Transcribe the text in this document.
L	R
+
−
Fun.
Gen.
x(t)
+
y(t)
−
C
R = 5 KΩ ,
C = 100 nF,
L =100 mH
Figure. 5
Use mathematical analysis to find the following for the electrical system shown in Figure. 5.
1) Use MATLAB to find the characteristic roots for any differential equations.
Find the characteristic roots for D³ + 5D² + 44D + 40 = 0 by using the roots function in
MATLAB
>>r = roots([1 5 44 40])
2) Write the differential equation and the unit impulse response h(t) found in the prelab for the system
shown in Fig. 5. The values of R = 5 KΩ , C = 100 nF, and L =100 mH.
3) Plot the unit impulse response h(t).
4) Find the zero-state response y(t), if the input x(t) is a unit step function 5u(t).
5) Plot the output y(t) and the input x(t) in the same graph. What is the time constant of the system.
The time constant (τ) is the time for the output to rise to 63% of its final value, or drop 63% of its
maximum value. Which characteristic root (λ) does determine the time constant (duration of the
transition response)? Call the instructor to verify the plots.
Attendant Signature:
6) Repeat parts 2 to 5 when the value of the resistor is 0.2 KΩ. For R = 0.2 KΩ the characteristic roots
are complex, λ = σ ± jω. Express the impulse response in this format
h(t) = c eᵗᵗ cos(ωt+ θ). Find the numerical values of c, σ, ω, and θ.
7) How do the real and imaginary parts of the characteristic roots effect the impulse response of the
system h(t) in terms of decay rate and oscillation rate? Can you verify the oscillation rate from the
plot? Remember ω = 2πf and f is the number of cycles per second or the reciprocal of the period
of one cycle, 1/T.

SET PROBLEM: Recopy the whole listing exactly.

THE RESPONSE:
Transcribe the text in this document.
L	R
+
−
Fun.
Gen.
x(t)
+
y(t)
−
C
R = 5 KΩ ,
C = 100 nF,
L =100 mH
Figure. 5
Use mathematical analysis to find the following for the electrical system shown in Figure. 5.
1) Use MATLAB to find the characteristic roots for any differential equations.
Find the characteristic roots for D³ + 5D² + 44D + 40 = 0 by using the roots function in
MATLAB
>>r = roots([1 5 44 40])
2) Write the differential equation and the unit impulse response h(t) found in the prelab for the system
shown in Fig. 5. The values of R = 5 KΩ , C = 100 nF, and L =100 mH.
3) Plot the unit impulse response h(t).
4) Find the zero-state response y(t), if the input x(t) is a unit step function 5u(t).
5) Plot the output y(t) and the input x(t) in the same graph. What is the time constant of the system.
The time constant (τ) is the time for the output to rise to 63% of its final value, or drop 63% of its
maximum value. Which characteristic root (λ) does determine the time constant (duration of the
transition response)? Call the instructor to verify the plots.
Attendant Signature:
6) Repeat parts 2 to 5 when the value of the resistor is 0.2 KΩ. For R = 0.2 KΩ the characteristic roots
are complex, λ = σ ± jω. Express the impulse response in this format
h(t) = c eᵗᵗ cos(ωt+ θ). Find the numerical values of c, σ, ω, and θ.
7) How do the real and imaginary parts of the characteristic roots effect the impulse response of the
system h(t) in terms of decay rate and oscillation rate? Can you verify the oscillation rate from the
plot? Remember ω = 2πf and f is the number of cycles per second or the reciprocal of the period
of one cycle, 1/T.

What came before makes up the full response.